**Problem description**
Reproduce the article on potential North Sea exits below in full, word for word.

**Provided text**
>>>>>

Analyst firm Wood Mackenzie has predicted more firms could exit the UK North Sea in 2024.
Canada’s Suncor and China’s Sinopec bowed out of the UK sector last year, while Kuwait’s KUFPEC left the Norwegian sector.
“There are (a) few other obvious exit candidates left”, Wood Mackenzie said in a research note.
‘Obvious candidates’ for North Sea exits
CNOOC of China was named as one of the potential firms to depart.
The state-owned energy firm put its planned sale of the UK business on hold in early 2023 after initial offers didn’t meet expectations.
“A sale could be more likely in 2024,” said Wood Mac.
It was reported in January 2023 that the sale could have been valued at as high as $3bn.
While the initial offers didn’t meet expectations, it was said by people familiar with the matter that a sale could resume once conditions improve.
CNOOC is the operator of the Buzzard field, one of the UK’s highest-producing oilfields, with a 43.2% stake. It also operates the Golden Eagle and Scott platforms among stakes in other sites.
Who else?
“Apache, ExxonMobil and KNOC (Dana Petroleum) are also regularly tipped as exit candidates,” said the research firm.
Exxon Mobil, while no longer an operator in the UK, has various North Sea stakes through its Esso JV with Shell.
Apache has decided not to invest in new drilling – infill or exploration – and analysts have already tipped the firm for a sale.
Dana Petroleum, meanwhile, plans to shut down its Western Isles field in March, eight years ahead of its initial plans, while the FPSO heads to the Buchan field redevelopment operated by NEO Energy.
It had planned a sale of its Dutch business to Waldorf Production, which was later deemed “impossible” by the latter, over issues including tax and decommissioning commitments.
Elsewhere, Harbour Energy unveiled plans to acquire the global business of Germany’s Wintershall DEA, which is expected to complete in Q4.

<<<<<

[Dataset entries]
>>>>>

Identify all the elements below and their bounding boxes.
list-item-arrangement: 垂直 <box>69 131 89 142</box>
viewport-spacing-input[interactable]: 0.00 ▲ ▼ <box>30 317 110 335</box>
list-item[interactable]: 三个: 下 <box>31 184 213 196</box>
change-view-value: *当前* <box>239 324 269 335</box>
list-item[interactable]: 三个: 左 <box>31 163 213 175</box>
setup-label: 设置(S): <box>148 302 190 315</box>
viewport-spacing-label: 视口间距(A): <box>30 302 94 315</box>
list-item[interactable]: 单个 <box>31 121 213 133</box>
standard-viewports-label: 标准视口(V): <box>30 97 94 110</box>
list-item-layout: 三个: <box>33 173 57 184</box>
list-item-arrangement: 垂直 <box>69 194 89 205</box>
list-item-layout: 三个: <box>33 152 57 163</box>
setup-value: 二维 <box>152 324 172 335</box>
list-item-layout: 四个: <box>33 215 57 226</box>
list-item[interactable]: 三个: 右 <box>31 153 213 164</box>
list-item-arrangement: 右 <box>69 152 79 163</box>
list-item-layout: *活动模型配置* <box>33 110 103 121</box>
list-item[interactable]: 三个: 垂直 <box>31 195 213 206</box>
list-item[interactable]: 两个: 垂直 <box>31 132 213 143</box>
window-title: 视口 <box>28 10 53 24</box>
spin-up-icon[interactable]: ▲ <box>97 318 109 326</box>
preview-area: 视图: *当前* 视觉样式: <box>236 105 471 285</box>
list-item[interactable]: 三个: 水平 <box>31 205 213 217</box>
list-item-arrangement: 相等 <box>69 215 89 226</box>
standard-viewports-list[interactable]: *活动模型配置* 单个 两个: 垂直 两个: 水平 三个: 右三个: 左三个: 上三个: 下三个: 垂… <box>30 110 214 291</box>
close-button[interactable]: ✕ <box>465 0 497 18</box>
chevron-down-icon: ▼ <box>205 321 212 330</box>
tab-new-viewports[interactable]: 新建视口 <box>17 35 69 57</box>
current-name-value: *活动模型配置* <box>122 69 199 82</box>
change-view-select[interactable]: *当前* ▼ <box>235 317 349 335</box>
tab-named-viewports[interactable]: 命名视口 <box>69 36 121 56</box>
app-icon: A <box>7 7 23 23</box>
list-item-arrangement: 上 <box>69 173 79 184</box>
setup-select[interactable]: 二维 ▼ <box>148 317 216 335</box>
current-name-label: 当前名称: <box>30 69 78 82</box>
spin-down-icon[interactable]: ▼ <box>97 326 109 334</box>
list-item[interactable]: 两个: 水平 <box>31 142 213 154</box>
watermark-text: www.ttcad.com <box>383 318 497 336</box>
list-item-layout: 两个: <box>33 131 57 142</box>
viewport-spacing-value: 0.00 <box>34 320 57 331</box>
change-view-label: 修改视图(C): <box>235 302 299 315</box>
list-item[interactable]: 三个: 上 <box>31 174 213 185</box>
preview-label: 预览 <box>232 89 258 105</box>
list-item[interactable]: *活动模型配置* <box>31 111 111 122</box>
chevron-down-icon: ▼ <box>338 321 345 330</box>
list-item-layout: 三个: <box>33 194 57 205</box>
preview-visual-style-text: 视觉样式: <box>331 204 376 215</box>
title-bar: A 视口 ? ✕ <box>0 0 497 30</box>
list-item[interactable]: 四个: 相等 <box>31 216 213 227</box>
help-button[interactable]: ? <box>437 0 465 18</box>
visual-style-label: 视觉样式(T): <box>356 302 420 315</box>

<<<<<

**Finished exercise**
Analyst firm Wood Mackenzie has predicted more firms could exit the UK North Sea in 2024.
Canada’s Suncor and China’s Sinopec bowed out of the UK sector last year, while Kuwait’s KUFPEC left the Norwegian sector.
“There are (a) few other obvious exit candidates left”, Wood Mackenzie said in a research note.
‘Obvious candidates’ for North Sea exits
CNOOC of China was named as one of the potential firms to depart.
The state-owned energy firm put its planned sale of the UK business on hold in early 2023 after initial offers didn’t meet expectations.
“A sale could be more likely in 2024,” said Wood Mac.
It was reported in January 2023 that the sale could have been valued at as high as $3bn.
While the initial offers didn’t meet expectations, it was said by people familiar with the matter that a sale could resume once conditions improve.
CNOOC is the operator of the Buzzard field, one of the UK’s highest-producing oilfields, with a 43.2% stake. It also operates the Golden Eagle and Scott platforms among stakes in other sites.
Who else?
“Apache, ExxonMobil and KNOC (Dana Petroleum) are also regularly tipped as exit candidates,” said the research firm.
Exxon Mobil, while no longer an operator in the UK, has various North Sea stakes through its Esso JV with Shell.
Apache has decided not to invest in new drilling – infill or exploration – and analysts have already tipped the firm for a sale.
Dana Petroleum, meanwhile, plans to shut down its Western Isles field in March, eight years ahead of its initial plans, while the FPSO heads to the Buchan field redevelopment operated by NEO Energy.
It had planned a sale of its Dutch business to Waldorf Production, which was later deemed “impossible” by the latter, over issues including tax and decommissioning commitments.
Elsewhere, Harbour Energy unveiled plans to acquire the global business of Germany’s Wintershall DEA, which is expected to complete in Q4.